▸ GOAL
Quote the listing below in full and exactly as written, but omit every picture.

▸ EXERCISE INPUT
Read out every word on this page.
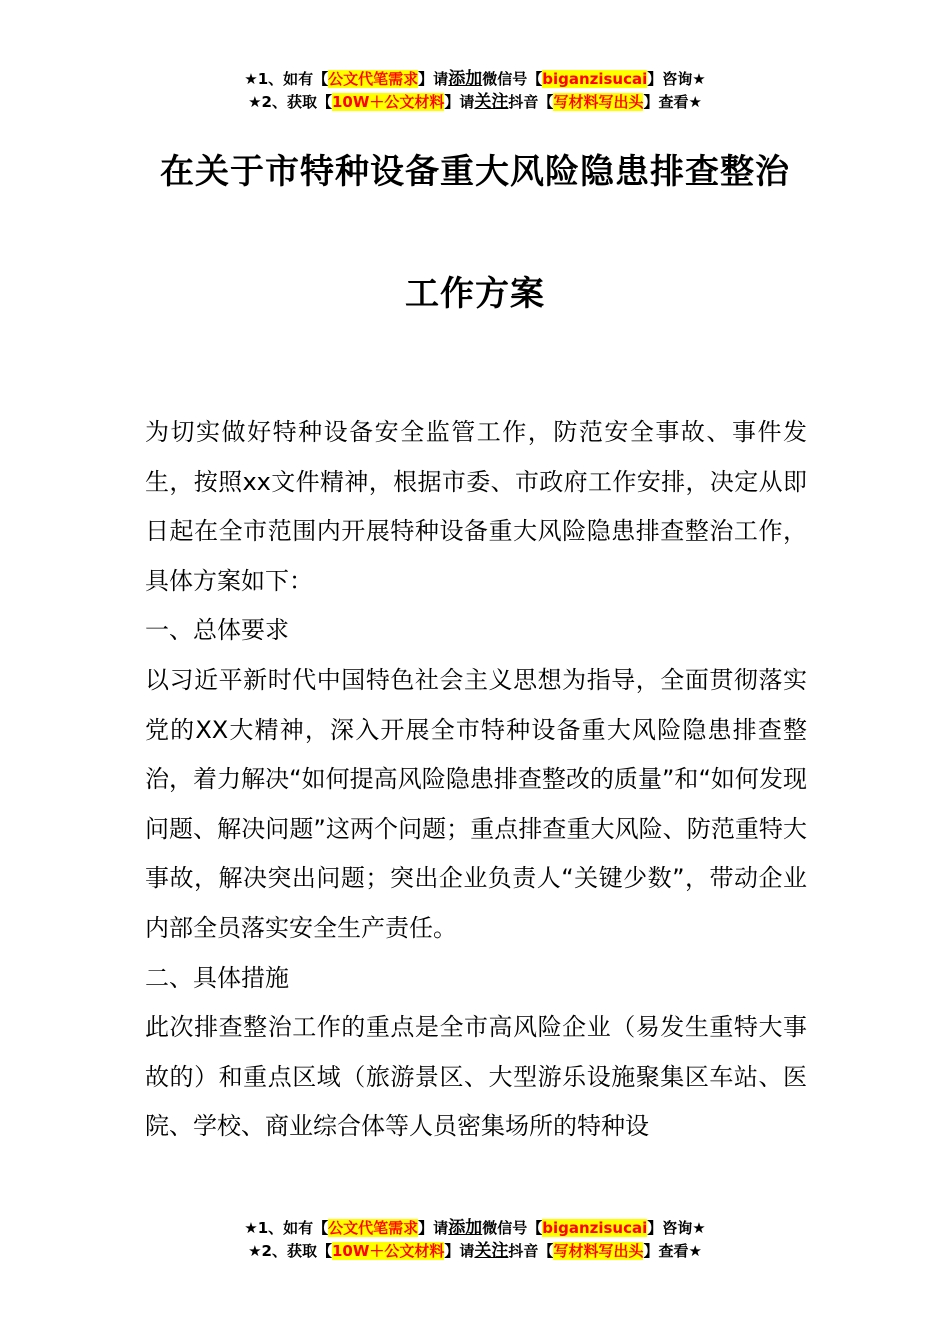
★1、如有【公文代笔需求】请添加微信号【biganzisucai】咨询★
★2、获取【10W＋公文材料】请关注抖音【写材料写出头】查看★
在关于市特种设备重大风险隐患排查整治
工作方案

为切实做好特种设备安全监管工作，防范安全事故、事件发生，按照xx文件精神，根据市委、市政府工作安排，决定从即日起在全市范围内开展特种设备重大风险隐患排查整治工作，具体方案如下：

一、总体要求

以习近平新时代中国特色社会主义思想为指导，全面贯彻落实党的XX大精神，深入开展全市特种设备重大风险隐患排查整治，着力解决“如何提高风险隐患排查整改的质量”和“如何发现问题、解决问题”这两个问题；重点排查重大风险、防范重特大事故，解决突出问题；突出企业负责人“关键少数”，带动企业内部全员落实安全生产责任。

二、具体措施

此次排查整治工作的重点是全市高风险企业（易发生重特大事故的）和重点区域（旅游景区、大型游乐设施聚集区车站、医院、学校、商业综合体等人员密集场所的特种设

★1、如有【公文代笔需求】请添加微信号【biganzisucai】咨询★
★2、获取【10W＋公文材料】请关注抖音【写材料写出头】查看★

▸ WORKED SOLUTION
Read out every word on this page.
★1、如有【公文代笔需求】请添加微信号【biganzisucai】咨询★
★2、获取【10W＋公文材料】请关注抖音【写材料写出头】查看★
在关于市特种设备重大风险隐患排查整治
工作方案

为切实做好特种设备安全监管工作，防范安全事故、事件发生，按照xx文件精神，根据市委、市政府工作安排，决定从即日起在全市范围内开展特种设备重大风险隐患排查整治工作，具体方案如下：

一、总体要求

以习近平新时代中国特色社会主义思想为指导，全面贯彻落实党的XX大精神，深入开展全市特种设备重大风险隐患排查整治，着力解决“如何提高风险隐患排查整改的质量”和“如何发现问题、解决问题”这两个问题；重点排查重大风险、防范重特大事故，解决突出问题；突出企业负责人“关键少数”，带动企业内部全员落实安全生产责任。

二、具体措施

此次排查整治工作的重点是全市高风险企业（易发生重特大事故的）和重点区域（旅游景区、大型游乐设施聚集区车站、医院、学校、商业综合体等人员密集场所的特种设

★1、如有【公文代笔需求】请添加微信号【biganzisucai】咨询★
★2、获取【10W＋公文材料】请关注抖音【写材料写出头】查看★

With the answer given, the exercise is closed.